begin

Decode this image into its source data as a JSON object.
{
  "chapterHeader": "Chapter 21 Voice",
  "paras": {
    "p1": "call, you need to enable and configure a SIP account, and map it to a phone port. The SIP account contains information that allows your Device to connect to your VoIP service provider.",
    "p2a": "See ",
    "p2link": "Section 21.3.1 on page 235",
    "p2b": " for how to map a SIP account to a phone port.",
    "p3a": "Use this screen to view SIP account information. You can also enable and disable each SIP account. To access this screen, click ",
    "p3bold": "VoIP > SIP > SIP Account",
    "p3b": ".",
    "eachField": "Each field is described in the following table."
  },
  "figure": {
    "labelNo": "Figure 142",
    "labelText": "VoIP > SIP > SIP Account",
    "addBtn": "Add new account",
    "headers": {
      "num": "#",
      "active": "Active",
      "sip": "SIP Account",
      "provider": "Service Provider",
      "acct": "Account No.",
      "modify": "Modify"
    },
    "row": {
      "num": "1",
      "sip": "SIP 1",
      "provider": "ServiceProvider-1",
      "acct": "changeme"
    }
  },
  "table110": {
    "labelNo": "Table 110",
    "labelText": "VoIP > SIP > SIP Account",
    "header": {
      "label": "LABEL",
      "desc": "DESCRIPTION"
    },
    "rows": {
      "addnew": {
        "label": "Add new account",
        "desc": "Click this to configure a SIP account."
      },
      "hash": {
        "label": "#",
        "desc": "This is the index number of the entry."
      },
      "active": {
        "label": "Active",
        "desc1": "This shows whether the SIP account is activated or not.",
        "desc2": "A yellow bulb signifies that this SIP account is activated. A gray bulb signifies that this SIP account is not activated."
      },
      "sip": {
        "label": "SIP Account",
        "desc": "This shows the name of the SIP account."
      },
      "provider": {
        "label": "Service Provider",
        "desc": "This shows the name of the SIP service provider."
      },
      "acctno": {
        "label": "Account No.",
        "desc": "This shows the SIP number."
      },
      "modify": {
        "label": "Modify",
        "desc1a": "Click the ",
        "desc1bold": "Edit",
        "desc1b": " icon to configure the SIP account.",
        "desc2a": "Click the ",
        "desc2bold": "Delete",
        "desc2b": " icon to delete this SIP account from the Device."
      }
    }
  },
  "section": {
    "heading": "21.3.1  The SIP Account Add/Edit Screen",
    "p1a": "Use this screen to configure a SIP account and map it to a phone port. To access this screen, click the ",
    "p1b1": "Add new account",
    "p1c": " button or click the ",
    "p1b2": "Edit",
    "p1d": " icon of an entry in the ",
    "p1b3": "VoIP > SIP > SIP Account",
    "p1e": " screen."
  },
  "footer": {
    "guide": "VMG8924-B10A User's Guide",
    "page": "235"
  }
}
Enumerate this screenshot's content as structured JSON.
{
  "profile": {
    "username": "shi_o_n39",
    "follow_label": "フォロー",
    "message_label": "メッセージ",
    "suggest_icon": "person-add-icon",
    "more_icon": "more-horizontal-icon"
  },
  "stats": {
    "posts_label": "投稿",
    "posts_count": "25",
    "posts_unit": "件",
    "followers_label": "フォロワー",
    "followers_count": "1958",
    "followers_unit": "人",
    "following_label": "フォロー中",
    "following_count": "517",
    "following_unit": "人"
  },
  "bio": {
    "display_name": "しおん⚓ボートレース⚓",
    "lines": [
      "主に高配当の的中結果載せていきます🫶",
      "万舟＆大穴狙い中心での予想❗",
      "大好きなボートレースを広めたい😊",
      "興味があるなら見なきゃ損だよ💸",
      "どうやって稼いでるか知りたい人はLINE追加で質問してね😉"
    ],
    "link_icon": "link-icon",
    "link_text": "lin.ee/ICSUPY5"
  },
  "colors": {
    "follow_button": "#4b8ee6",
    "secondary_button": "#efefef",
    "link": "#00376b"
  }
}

end

Starting with the line that contains "Enumerate this screenshot's", output every line through the end of the listing above, unchanged.

> Response to the exercise
Enumerate this screenshot's content as structured JSON.
{
  "profile": {
    "username": "shi_o_n39",
    "follow_label": "フォロー",
    "message_label": "メッセージ",
    "suggest_icon": "person-add-icon",
    "more_icon": "more-horizontal-icon"
  },
  "stats": {
    "posts_label": "投稿",
    "posts_count": "25",
    "posts_unit": "件",
    "followers_label": "フォロワー",
    "followers_count": "1958",
    "followers_unit": "人",
    "following_label": "フォロー中",
    "following_count": "517",
    "following_unit": "人"
  },
  "bio": {
    "display_name": "しおん⚓ボートレース⚓",
    "lines": [
      "主に高配当の的中結果載せていきます🫶",
      "万舟＆大穴狙い中心での予想❗",
      "大好きなボートレースを広めたい😊",
      "興味があるなら見なきゃ損だよ💸",
      "どうやって稼いでるか知りたい人はLINE追加で質問してね😉"
    ],
    "link_icon": "link-icon",
    "link_text": "lin.ee/ICSUPY5"
  },
  "colors": {
    "follow_button": "#4b8ee6",
    "secondary_button": "#efefef",
    "link": "#00376b"
  }
}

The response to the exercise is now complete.